:: Task directions ::
Extract every record, keeping each one exactly as it is.

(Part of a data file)
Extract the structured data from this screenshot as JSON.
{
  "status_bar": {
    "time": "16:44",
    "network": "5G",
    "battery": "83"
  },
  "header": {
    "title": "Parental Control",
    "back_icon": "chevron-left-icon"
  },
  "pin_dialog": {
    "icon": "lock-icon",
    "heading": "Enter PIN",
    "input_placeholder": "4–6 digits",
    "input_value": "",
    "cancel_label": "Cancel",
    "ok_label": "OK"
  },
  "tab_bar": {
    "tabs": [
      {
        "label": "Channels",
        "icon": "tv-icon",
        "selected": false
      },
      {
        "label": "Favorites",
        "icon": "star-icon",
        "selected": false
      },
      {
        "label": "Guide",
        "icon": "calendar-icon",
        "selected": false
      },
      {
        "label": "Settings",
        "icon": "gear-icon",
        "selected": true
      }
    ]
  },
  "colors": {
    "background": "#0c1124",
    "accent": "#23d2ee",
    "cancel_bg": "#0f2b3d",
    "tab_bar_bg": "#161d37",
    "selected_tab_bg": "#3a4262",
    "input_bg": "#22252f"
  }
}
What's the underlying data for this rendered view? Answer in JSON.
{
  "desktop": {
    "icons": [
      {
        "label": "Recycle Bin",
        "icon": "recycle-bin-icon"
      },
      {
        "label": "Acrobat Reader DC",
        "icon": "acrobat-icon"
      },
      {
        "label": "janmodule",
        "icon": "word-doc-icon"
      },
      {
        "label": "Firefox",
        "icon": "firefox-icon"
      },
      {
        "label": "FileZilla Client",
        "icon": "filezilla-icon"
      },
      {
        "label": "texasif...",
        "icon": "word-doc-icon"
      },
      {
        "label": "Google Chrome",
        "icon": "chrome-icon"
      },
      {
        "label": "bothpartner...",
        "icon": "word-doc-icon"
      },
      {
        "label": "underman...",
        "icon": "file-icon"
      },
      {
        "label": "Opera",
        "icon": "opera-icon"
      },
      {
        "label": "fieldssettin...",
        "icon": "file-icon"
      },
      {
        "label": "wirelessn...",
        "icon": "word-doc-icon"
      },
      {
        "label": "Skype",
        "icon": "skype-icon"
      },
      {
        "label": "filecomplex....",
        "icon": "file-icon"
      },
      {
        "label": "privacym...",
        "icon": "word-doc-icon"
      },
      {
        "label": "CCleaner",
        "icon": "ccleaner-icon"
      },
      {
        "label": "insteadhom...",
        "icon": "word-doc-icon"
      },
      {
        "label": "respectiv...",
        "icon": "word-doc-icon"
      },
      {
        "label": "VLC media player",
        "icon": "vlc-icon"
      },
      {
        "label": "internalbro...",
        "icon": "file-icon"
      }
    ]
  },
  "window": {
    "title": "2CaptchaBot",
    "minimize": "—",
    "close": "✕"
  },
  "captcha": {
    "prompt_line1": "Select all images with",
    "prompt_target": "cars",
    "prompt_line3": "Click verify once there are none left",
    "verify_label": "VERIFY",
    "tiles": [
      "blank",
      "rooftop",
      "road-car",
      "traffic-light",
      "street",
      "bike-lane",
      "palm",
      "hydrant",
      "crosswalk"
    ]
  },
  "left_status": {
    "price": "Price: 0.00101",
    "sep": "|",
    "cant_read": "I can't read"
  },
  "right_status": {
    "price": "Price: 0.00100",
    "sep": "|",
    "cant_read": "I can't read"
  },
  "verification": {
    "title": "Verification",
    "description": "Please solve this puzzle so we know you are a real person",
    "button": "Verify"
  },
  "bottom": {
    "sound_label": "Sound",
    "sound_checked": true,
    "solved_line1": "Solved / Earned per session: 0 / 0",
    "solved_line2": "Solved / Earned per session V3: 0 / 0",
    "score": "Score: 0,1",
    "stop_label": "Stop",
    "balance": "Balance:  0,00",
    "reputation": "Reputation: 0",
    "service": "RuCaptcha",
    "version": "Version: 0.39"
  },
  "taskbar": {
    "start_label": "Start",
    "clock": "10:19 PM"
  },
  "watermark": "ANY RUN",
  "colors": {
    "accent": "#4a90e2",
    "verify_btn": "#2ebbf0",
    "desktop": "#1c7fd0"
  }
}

:: The response ::
Extract the structured data from this screenshot as JSON.
{
  "status_bar": {
    "time": "16:44",
    "network": "5G",
    "battery": "83"
  },
  "header": {
    "title": "Parental Control",
    "back_icon": "chevron-left-icon"
  },
  "pin_dialog": {
    "icon": "lock-icon",
    "heading": "Enter PIN",
    "input_placeholder": "4–6 digits",
    "input_value": "",
    "cancel_label": "Cancel",
    "ok_label": "OK"
  },
  "tab_bar": {
    "tabs": [
      {
        "label": "Channels",
        "icon": "tv-icon",
        "selected": false
      },
      {
        "label": "Favorites",
        "icon": "star-icon",
        "selected": false
      },
      {
        "label": "Guide",
        "icon": "calendar-icon",
        "selected": false
      },
      {
        "label": "Settings",
        "icon": "gear-icon",
        "selected": true
      }
    ]
  },
  "colors": {
    "background": "#0c1124",
    "accent": "#23d2ee",
    "cancel_bg": "#0f2b3d",
    "tab_bar_bg": "#161d37",
    "selected_tab_bg": "#3a4262",
    "input_bg": "#22252f"
  }
}
What's the underlying data for this rendered view? Answer in JSON.
{
  "desktop": {
    "icons": [
      {
        "label": "Recycle Bin",
        "icon": "recycle-bin-icon"
      },
      {
        "label": "Acrobat Reader DC",
        "icon": "acrobat-icon"
      },
      {
        "label": "janmodule",
        "icon": "word-doc-icon"
      },
      {
        "label": "Firefox",
        "icon": "firefox-icon"
      },
      {
        "label": "FileZilla Client",
        "icon": "filezilla-icon"
      },
      {
        "label": "texasif...",
        "icon": "word-doc-icon"
      },
      {
        "label": "Google Chrome",
        "icon": "chrome-icon"
      },
      {
        "label": "bothpartner...",
        "icon": "word-doc-icon"
      },
      {
        "label": "underman...",
        "icon": "file-icon"
      },
      {
        "label": "Opera",
        "icon": "opera-icon"
      },
      {
        "label": "fieldssettin...",
        "icon": "file-icon"
      },
      {
        "label": "wirelessn...",
        "icon": "word-doc-icon"
      },
      {
        "label": "Skype",
        "icon": "skype-icon"
      },
      {
        "label": "filecomplex....",
        "icon": "file-icon"
      },
      {
        "label": "privacym...",
        "icon": "word-doc-icon"
      },
      {
        "label": "CCleaner",
        "icon": "ccleaner-icon"
      },
      {
        "label": "insteadhom...",
        "icon": "word-doc-icon"
      },
      {
        "label": "respectiv...",
        "icon": "word-doc-icon"
      },
      {
        "label": "VLC media player",
        "icon": "vlc-icon"
      },
      {
        "label": "internalbro...",
        "icon": "file-icon"
      }
    ]
  },
  "window": {
    "title": "2CaptchaBot",
    "minimize": "—",
    "close": "✕"
  },
  "captcha": {
    "prompt_line1": "Select all images with",
    "prompt_target": "cars",
    "prompt_line3": "Click verify once there are none left",
    "verify_label": "VERIFY",
    "tiles": [
      "blank",
      "rooftop",
      "road-car",
      "traffic-light",
      "street",
      "bike-lane",
      "palm",
      "hydrant",
      "crosswalk"
    ]
  },
  "left_status": {
    "price": "Price: 0.00101",
    "sep": "|",
    "cant_read": "I can't read"
  },
  "right_status": {
    "price": "Price: 0.00100",
    "sep": "|",
    "cant_read": "I can't read"
  },
  "verification": {
    "title": "Verification",
    "description": "Please solve this puzzle so we know you are a real person",
    "button": "Verify"
  },
  "bottom": {
    "sound_label": "Sound",
    "sound_checked": true,
    "solved_line1": "Solved / Earned per session: 0 / 0",
    "solved_line2": "Solved / Earned per session V3: 0 / 0",
    "score": "Score: 0,1",
    "stop_label": "Stop",
    "balance": "Balance:  0,00",
    "reputation": "Reputation: 0",
    "service": "RuCaptcha",
    "version": "Version: 0.39"
  },
  "taskbar": {
    "start_label": "Start",
    "clock": "10:19 PM"
  },
  "watermark": "ANY RUN",
  "colors": {
    "accent": "#4a90e2",
    "verify_btn": "#2ebbf0",
    "desktop": "#1c7fd0"
  }
}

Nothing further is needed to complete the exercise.